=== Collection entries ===
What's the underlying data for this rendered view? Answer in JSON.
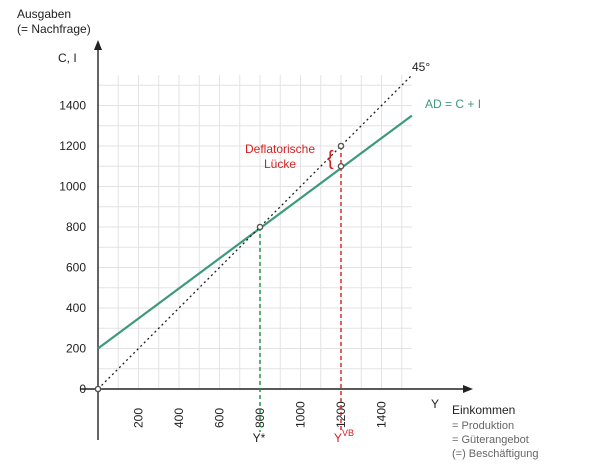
{
  "chart_data": {
    "type": "line",
    "title": "",
    "ylabel_top": "Ausgaben",
    "ylabel_sub": "(= Nachfrage)",
    "ylabel_axis": "C, I",
    "xlabel_axis": "Y",
    "xlabel": "Einkommen",
    "xlabel_notes": [
      "= Produktion",
      "= Güterangebot",
      "(=) Beschäftigung"
    ],
    "xlim": [
      0,
      1550
    ],
    "ylim": [
      0,
      1550
    ],
    "x_ticks": [
      200,
      400,
      600,
      800,
      1000,
      1200,
      1400
    ],
    "y_ticks": [
      0,
      200,
      400,
      600,
      800,
      1000,
      1200,
      1400
    ],
    "grid": true,
    "series": [
      {
        "name": "AD = C + I",
        "color": "#3d9a7a",
        "style": "solid",
        "x": [
          0,
          1550
        ],
        "y": [
          200,
          1350
        ]
      },
      {
        "name": "45°",
        "color": "#222222",
        "style": "dotted",
        "x": [
          0,
          1550
        ],
        "y": [
          0,
          1550
        ]
      }
    ],
    "points": [
      {
        "name": "origin",
        "x": 0,
        "y": 0
      },
      {
        "name": "equilibrium",
        "x": 800,
        "y": 800
      },
      {
        "name": "full-employment-45",
        "x": 1200,
        "y": 1200
      },
      {
        "name": "full-employment-ad",
        "x": 1200,
        "y": 1100
      }
    ],
    "guides": [
      {
        "name": "Y*",
        "x": 800,
        "y": 800,
        "color": "#1e8a3e"
      },
      {
        "name": "Y^VB",
        "x": 1200,
        "y": 1200,
        "color": "#d42020"
      }
    ],
    "annotations": {
      "ystar_label": "Y*",
      "yvb_base": "Y",
      "yvb_sup": "VB",
      "gap_line1": "Deflatorische",
      "gap_line2": "Lücke",
      "gap_brace": "{",
      "gap_color": "#d42020"
    }
  }
}
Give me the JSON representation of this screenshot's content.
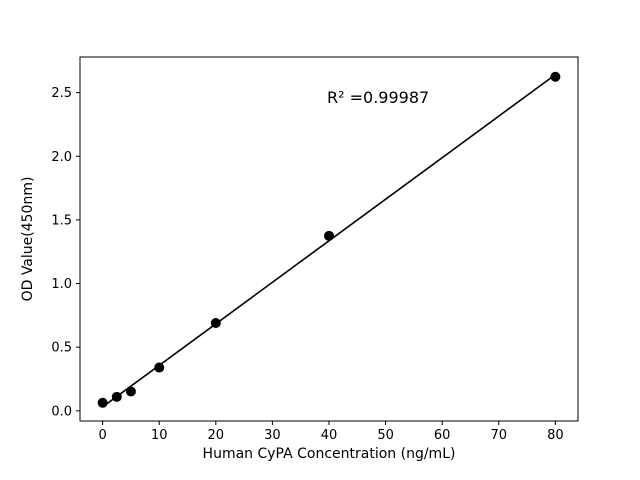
{
  "chart_data": {
    "type": "scatter",
    "title": "",
    "xlabel": "Human CyPA Concentration (ng/mL)",
    "ylabel": "OD Value(450nm)",
    "x": [
      0,
      2.5,
      5,
      10,
      20,
      40,
      80
    ],
    "y": [
      0.063,
      0.11,
      0.152,
      0.34,
      0.69,
      1.375,
      2.625
    ],
    "annotation": {
      "text": "R² =0.99987",
      "x": 40,
      "y": 2.4
    },
    "xlim": [
      -4,
      84
    ],
    "ylim": [
      -0.08,
      2.78
    ],
    "xticks": [
      "0",
      "10",
      "20",
      "30",
      "40",
      "50",
      "60",
      "70",
      "80"
    ],
    "xtick_values": [
      0,
      10,
      20,
      30,
      40,
      50,
      60,
      70,
      80
    ],
    "yticks": [
      "0.0",
      "0.5",
      "1.0",
      "1.5",
      "2.0",
      "2.5"
    ],
    "ytick_values": [
      0,
      0.5,
      1.0,
      1.5,
      2.0,
      2.5
    ],
    "fit_line_range": [
      0,
      80
    ],
    "grid": false,
    "legend": null,
    "marker_color": "#000000",
    "line_color": "#000000",
    "axis_color": "#000000"
  }
}
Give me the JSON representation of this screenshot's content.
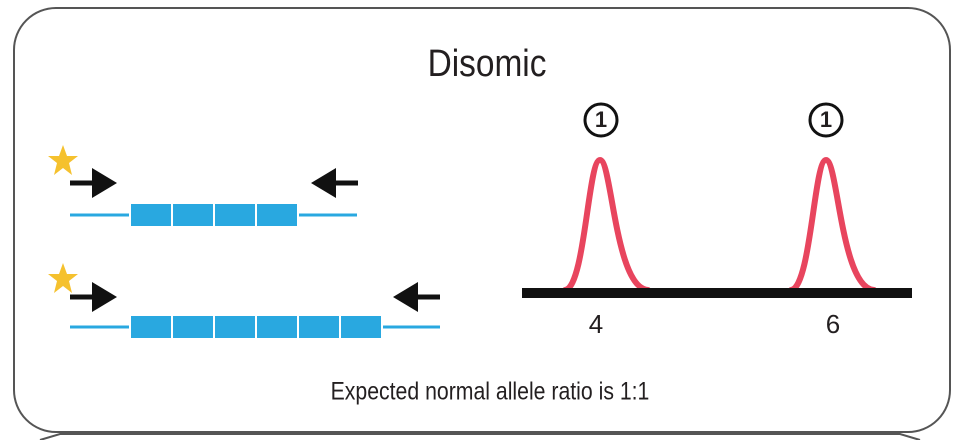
{
  "title": "Disomic",
  "peaks": [
    {
      "label": "4",
      "circle": "1"
    },
    {
      "label": "6",
      "circle": "1"
    }
  ],
  "caption": "Expected normal allele ratio is 1:1"
}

=== Exercise task ===
Print each line of the material above exactly, with the pictures removed from your copy.

=== Correct result ===
What's the underlying data for this rendered view? Answer in JSON.
{
  "chart_data": {
    "type": "line",
    "title": "",
    "ylabel_top": "Ausgaben",
    "ylabel_sub": "(= Nachfrage)",
    "ylabel_axis": "C, I",
    "xlabel_axis": "Y",
    "xlabel": "Einkommen",
    "xlabel_notes": [
      "= Produktion",
      "= Güterangebot",
      "(=) Beschäftigung"
    ],
    "xlim": [
      0,
      1550
    ],
    "ylim": [
      0,
      1550
    ],
    "x_ticks": [
      200,
      400,
      600,
      800,
      1000,
      1200,
      1400
    ],
    "y_ticks": [
      0,
      200,
      400,
      600,
      800,
      1000,
      1200,
      1400
    ],
    "grid": true,
    "series": [
      {
        "name": "AD = C + I",
        "color": "#3d9a7a",
        "style": "solid",
        "x": [
          0,
          1550
        ],
        "y": [
          200,
          1350
        ]
      },
      {
        "name": "45°",
        "color": "#222222",
        "style": "dotted",
        "x": [
          0,
          1550
        ],
        "y": [
          0,
          1550
        ]
      }
    ],
    "points": [
      {
        "name": "origin",
        "x": 0,
        "y": 0
      },
      {
        "name": "equilibrium",
        "x": 800,
        "y": 800
      },
      {
        "name": "full-employment-45",
        "x": 1200,
        "y": 1200
      },
      {
        "name": "full-employment-ad",
        "x": 1200,
        "y": 1100
      }
    ],
    "guides": [
      {
        "name": "Y*",
        "x": 800,
        "y": 800,
        "color": "#1e8a3e"
      },
      {
        "name": "Y^VB",
        "x": 1200,
        "y": 1200,
        "color": "#d42020"
      }
    ],
    "annotations": {
      "ystar_label": "Y*",
      "yvb_base": "Y",
      "yvb_sup": "VB",
      "gap_line1": "Deflatorische",
      "gap_line2": "Lücke",
      "gap_brace": "{",
      "gap_color": "#d42020"
    }
  }
}
Give me the JSON representation of this screenshot's content.
{
  "chart_data": {
    "type": "scatter",
    "title": "",
    "xlabel": "Human CyPA Concentration (ng/mL)",
    "ylabel": "OD Value(450nm)",
    "x": [
      0,
      2.5,
      5,
      10,
      20,
      40,
      80
    ],
    "y": [
      0.063,
      0.11,
      0.152,
      0.34,
      0.69,
      1.375,
      2.625
    ],
    "annotation": {
      "text": "R² =0.99987",
      "x": 40,
      "y": 2.4
    },
    "xlim": [
      -4,
      84
    ],
    "ylim": [
      -0.08,
      2.78
    ],
    "xticks": [
      "0",
      "10",
      "20",
      "30",
      "40",
      "50",
      "60",
      "70",
      "80"
    ],
    "xtick_values": [
      0,
      10,
      20,
      30,
      40,
      50,
      60,
      70,
      80
    ],
    "yticks": [
      "0.0",
      "0.5",
      "1.0",
      "1.5",
      "2.0",
      "2.5"
    ],
    "ytick_values": [
      0,
      0.5,
      1.0,
      1.5,
      2.0,
      2.5
    ],
    "fit_line_range": [
      0,
      80
    ],
    "grid": false,
    "legend": null,
    "marker_color": "#000000",
    "line_color": "#000000",
    "axis_color": "#000000"
  }
}
Give me the JSON representation of this screenshot's content.
{
  "title": "Disomic",
  "peaks": [
    {
      "label": "4",
      "circle": "1"
    },
    {
      "label": "6",
      "circle": "1"
    }
  ],
  "caption": "Expected normal allele ratio is 1:1"
}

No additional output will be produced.